● **What is needed**
Here are some records. Copy each one exactly.

(Stored items from a collection)
— START —

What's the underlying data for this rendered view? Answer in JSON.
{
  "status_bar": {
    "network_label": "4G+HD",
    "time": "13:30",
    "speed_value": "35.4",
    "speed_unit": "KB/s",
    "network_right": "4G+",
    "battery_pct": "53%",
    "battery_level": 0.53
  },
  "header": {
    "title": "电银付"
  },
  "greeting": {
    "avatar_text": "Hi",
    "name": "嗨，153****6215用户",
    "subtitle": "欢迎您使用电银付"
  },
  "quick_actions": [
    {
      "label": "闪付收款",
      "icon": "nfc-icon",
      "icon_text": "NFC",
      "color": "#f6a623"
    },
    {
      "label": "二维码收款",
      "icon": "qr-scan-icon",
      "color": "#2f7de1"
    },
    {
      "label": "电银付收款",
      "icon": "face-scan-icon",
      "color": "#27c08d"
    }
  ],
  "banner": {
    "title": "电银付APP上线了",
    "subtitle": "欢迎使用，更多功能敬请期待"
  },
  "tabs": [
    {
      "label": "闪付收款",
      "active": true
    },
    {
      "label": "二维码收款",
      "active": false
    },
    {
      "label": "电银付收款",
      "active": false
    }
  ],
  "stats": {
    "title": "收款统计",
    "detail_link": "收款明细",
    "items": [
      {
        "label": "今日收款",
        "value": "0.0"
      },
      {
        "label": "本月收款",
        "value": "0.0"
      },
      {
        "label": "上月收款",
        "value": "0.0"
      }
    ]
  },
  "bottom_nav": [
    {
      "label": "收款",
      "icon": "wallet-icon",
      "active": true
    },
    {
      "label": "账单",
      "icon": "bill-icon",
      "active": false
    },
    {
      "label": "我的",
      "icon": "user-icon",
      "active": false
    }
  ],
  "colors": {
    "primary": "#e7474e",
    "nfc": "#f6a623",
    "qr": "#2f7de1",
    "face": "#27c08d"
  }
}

— END —

● **Written response**
What's the underlying data for this rendered view? Answer in JSON.
{
  "status_bar": {
    "network_label": "4G+HD",
    "time": "13:30",
    "speed_value": "35.4",
    "speed_unit": "KB/s",
    "network_right": "4G+",
    "battery_pct": "53%",
    "battery_level": 0.53
  },
  "header": {
    "title": "电银付"
  },
  "greeting": {
    "avatar_text": "Hi",
    "name": "嗨，153****6215用户",
    "subtitle": "欢迎您使用电银付"
  },
  "quick_actions": [
    {
      "label": "闪付收款",
      "icon": "nfc-icon",
      "icon_text": "NFC",
      "color": "#f6a623"
    },
    {
      "label": "二维码收款",
      "icon": "qr-scan-icon",
      "color": "#2f7de1"
    },
    {
      "label": "电银付收款",
      "icon": "face-scan-icon",
      "color": "#27c08d"
    }
  ],
  "banner": {
    "title": "电银付APP上线了",
    "subtitle": "欢迎使用，更多功能敬请期待"
  },
  "tabs": [
    {
      "label": "闪付收款",
      "active": true
    },
    {
      "label": "二维码收款",
      "active": false
    },
    {
      "label": "电银付收款",
      "active": false
    }
  ],
  "stats": {
    "title": "收款统计",
    "detail_link": "收款明细",
    "items": [
      {
        "label": "今日收款",
        "value": "0.0"
      },
      {
        "label": "本月收款",
        "value": "0.0"
      },
      {
        "label": "上月收款",
        "value": "0.0"
      }
    ]
  },
  "bottom_nav": [
    {
      "label": "收款",
      "icon": "wallet-icon",
      "active": true
    },
    {
      "label": "账单",
      "icon": "bill-icon",
      "active": false
    },
    {
      "label": "我的",
      "icon": "user-icon",
      "active": false
    }
  ],
  "colors": {
    "primary": "#e7474e",
    "nfc": "#f6a623",
    "qr": "#2f7de1",
    "face": "#27c08d"
  }
}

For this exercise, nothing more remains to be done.